* Brief
Check every line of the entries that follow, and copy the ones containing "text".

* Information shown

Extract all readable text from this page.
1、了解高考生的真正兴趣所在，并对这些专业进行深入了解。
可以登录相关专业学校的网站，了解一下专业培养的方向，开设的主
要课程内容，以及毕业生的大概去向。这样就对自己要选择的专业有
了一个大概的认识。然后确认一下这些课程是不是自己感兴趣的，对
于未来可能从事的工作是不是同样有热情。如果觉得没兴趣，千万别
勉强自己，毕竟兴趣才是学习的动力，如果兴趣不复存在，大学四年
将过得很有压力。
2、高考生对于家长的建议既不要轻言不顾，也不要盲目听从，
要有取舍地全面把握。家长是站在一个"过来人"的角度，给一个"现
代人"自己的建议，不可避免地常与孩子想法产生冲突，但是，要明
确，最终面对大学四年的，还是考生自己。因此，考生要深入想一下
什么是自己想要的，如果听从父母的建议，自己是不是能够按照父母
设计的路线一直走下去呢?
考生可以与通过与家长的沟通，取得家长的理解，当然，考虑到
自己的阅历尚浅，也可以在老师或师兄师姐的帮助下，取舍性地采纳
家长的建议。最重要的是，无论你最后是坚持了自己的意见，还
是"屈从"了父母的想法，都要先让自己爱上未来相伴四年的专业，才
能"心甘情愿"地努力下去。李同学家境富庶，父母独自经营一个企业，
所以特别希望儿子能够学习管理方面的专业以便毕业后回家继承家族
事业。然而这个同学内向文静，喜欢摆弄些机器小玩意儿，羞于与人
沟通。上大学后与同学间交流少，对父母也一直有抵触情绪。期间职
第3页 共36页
==
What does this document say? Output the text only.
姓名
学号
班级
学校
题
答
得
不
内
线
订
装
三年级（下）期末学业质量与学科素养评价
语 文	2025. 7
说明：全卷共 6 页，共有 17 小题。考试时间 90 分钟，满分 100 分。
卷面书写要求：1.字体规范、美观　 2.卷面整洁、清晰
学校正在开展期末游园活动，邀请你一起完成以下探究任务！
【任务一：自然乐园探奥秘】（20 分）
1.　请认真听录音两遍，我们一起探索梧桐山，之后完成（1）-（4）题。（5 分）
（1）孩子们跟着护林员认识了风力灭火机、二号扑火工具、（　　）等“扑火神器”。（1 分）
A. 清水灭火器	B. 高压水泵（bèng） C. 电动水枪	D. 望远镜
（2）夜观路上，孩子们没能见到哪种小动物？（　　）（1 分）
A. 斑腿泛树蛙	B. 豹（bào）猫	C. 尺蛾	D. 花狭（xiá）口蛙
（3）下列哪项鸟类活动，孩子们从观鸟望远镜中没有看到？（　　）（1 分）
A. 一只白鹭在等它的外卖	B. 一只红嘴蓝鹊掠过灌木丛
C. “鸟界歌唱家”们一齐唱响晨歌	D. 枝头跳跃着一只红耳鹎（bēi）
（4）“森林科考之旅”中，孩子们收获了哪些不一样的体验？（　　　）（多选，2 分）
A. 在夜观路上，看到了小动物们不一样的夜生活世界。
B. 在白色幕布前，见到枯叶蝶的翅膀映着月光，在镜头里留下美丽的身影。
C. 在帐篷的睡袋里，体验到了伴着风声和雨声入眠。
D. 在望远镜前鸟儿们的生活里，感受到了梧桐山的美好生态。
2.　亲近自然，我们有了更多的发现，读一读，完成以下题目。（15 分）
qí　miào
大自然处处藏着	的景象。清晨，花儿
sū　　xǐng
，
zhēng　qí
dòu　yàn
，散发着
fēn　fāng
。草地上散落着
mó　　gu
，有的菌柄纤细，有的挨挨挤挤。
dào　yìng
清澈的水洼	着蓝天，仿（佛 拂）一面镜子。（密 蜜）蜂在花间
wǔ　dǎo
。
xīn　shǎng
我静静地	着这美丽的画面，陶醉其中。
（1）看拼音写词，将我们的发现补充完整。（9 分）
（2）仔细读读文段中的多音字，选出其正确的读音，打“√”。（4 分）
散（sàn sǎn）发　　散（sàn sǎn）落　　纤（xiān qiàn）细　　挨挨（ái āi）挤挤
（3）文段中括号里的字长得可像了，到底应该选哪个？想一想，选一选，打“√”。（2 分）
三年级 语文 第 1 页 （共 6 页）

* Right answer
Extract all readable text from this page.
What does this document say? Output the text only.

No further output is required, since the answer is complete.